= Raw records =
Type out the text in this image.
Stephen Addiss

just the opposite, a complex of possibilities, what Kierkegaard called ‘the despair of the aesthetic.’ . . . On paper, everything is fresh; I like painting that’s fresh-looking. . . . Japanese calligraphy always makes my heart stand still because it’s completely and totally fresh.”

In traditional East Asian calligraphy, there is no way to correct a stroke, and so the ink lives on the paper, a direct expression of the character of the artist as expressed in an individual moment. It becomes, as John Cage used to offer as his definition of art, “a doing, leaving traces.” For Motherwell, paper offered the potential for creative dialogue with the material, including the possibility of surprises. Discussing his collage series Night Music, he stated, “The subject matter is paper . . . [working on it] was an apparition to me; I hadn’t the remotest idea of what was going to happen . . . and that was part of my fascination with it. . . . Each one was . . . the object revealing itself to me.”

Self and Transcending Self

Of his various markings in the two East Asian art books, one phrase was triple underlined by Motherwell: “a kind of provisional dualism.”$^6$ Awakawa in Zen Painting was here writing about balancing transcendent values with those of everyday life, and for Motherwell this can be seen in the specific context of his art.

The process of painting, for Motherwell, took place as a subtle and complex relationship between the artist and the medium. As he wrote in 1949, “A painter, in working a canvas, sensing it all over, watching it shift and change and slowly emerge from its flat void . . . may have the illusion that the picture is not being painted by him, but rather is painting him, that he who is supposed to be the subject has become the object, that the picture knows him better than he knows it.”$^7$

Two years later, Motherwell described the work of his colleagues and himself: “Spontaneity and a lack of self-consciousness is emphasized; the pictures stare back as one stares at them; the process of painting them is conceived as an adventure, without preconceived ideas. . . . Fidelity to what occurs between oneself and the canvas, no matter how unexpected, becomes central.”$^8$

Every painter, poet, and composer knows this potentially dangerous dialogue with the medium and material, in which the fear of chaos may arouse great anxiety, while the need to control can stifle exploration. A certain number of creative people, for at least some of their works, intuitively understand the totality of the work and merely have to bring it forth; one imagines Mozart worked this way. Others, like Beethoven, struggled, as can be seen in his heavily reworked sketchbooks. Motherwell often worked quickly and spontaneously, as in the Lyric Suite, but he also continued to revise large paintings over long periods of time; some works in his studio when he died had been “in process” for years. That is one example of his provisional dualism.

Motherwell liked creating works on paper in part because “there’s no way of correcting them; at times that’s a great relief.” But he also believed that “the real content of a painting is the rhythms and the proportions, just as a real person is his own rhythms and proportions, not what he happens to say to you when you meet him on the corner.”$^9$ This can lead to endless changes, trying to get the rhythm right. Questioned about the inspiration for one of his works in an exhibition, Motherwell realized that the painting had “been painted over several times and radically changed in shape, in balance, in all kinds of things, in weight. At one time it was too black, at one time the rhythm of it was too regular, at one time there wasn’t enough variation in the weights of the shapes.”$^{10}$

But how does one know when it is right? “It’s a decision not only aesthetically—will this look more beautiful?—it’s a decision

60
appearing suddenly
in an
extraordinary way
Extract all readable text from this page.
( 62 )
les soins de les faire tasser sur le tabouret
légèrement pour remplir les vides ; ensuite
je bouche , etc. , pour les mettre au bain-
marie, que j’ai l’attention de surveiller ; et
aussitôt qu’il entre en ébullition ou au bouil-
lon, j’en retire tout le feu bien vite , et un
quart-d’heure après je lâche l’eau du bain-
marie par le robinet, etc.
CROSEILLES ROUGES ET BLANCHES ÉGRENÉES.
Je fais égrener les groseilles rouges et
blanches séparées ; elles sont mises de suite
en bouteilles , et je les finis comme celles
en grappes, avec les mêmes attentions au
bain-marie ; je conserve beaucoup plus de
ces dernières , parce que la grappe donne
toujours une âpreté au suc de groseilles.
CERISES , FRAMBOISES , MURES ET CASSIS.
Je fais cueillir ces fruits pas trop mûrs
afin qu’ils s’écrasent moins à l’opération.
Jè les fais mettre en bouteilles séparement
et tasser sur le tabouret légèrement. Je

= Problem details =
Extract each line from the listing above, please, and repeat it exactly.

= Exercise response =
Type out the text in this image.
Stephen Addiss

just the opposite, a complex of possibilities, what Kierkegaard called ‘the despair of the aesthetic.’ . . . On paper, everything is fresh; I like painting that’s fresh-looking. . . . Japanese calligraphy always makes my heart stand still because it’s completely and totally fresh.”

In traditional East Asian calligraphy, there is no way to correct a stroke, and so the ink lives on the paper, a direct expression of the character of the artist as expressed in an individual moment. It becomes, as John Cage used to offer as his definition of art, “a doing, leaving traces.” For Motherwell, paper offered the potential for creative dialogue with the material, including the possibility of surprises. Discussing his collage series Night Music, he stated, “The subject matter is paper . . . [working on it] was an apparition to me; I hadn’t the remotest idea of what was going to happen . . . and that was part of my fascination with it. . . . Each one was . . . the object revealing itself to me.”

Self and Transcending Self

Of his various markings in the two East Asian art books, one phrase was triple underlined by Motherwell: “a kind of provisional dualism.”$^6$ Awakawa in Zen Painting was here writing about balancing transcendent values with those of everyday life, and for Motherwell this can be seen in the specific context of his art.

The process of painting, for Motherwell, took place as a subtle and complex relationship between the artist and the medium. As he wrote in 1949, “A painter, in working a canvas, sensing it all over, watching it shift and change and slowly emerge from its flat void . . . may have the illusion that the picture is not being painted by him, but rather is painting him, that he who is supposed to be the subject has become the object, that the picture knows him better than he knows it.”$^7$

Two years later, Motherwell described the work of his colleagues and himself: “Spontaneity and a lack of self-consciousness is emphasized; the pictures stare back as one stares at them; the process of painting them is conceived as an adventure, without preconceived ideas. . . . Fidelity to what occurs between oneself and the canvas, no matter how unexpected, becomes central.”$^8$

Every painter, poet, and composer knows this potentially dangerous dialogue with the medium and material, in which the fear of chaos may arouse great anxiety, while the need to control can stifle exploration. A certain number of creative people, for at least some of their works, intuitively understand the totality of the work and merely have to bring it forth; one imagines Mozart worked this way. Others, like Beethoven, struggled, as can be seen in his heavily reworked sketchbooks. Motherwell often worked quickly and spontaneously, as in the Lyric Suite, but he also continued to revise large paintings over long periods of time; some works in his studio when he died had been “in process” for years. That is one example of his provisional dualism.

Motherwell liked creating works on paper in part because “there’s no way of correcting them; at times that’s a great relief.” But he also believed that “the real content of a painting is the rhythms and the proportions, just as a real person is his own rhythms and proportions, not what he happens to say to you when you meet him on the corner.”$^9$ This can lead to endless changes, trying to get the rhythm right. Questioned about the inspiration for one of his works in an exhibition, Motherwell realized that the painting had “been painted over several times and radically changed in shape, in balance, in all kinds of things, in weight. At one time it was too black, at one time the rhythm of it was too regular, at one time there wasn’t enough variation in the weights of the shapes.”$^{10}$

But how does one know when it is right? “It’s a decision not only aesthetically—will this look more beautiful?—it’s a decision

60
appearing suddenly
in an
extraordinary way
Extract all readable text from this page.
( 62 )
les soins de les faire tasser sur le tabouret
légèrement pour remplir les vides ; ensuite
je bouche , etc. , pour les mettre au bain-
marie, que j’ai l’attention de surveiller ; et
aussitôt qu’il entre en ébullition ou au bouil-
lon, j’en retire tout le feu bien vite , et un
quart-d’heure après je lâche l’eau du bain-
marie par le robinet, etc.
CROSEILLES ROUGES ET BLANCHES ÉGRENÉES.
Je fais égrener les groseilles rouges et
blanches séparées ; elles sont mises de suite
en bouteilles , et je les finis comme celles
en grappes, avec les mêmes attentions au
bain-marie ; je conserve beaucoup plus de
ces dernières , parce que la grappe donne
toujours une âpreté au suc de groseilles.
CERISES , FRAMBOISES , MURES ET CASSIS.
Je fais cueillir ces fruits pas trop mûrs
afin qu’ils s’écrasent moins à l’opération.
Jè les fais mettre en bouteilles séparement
et tasser sur le tabouret légèrement. Je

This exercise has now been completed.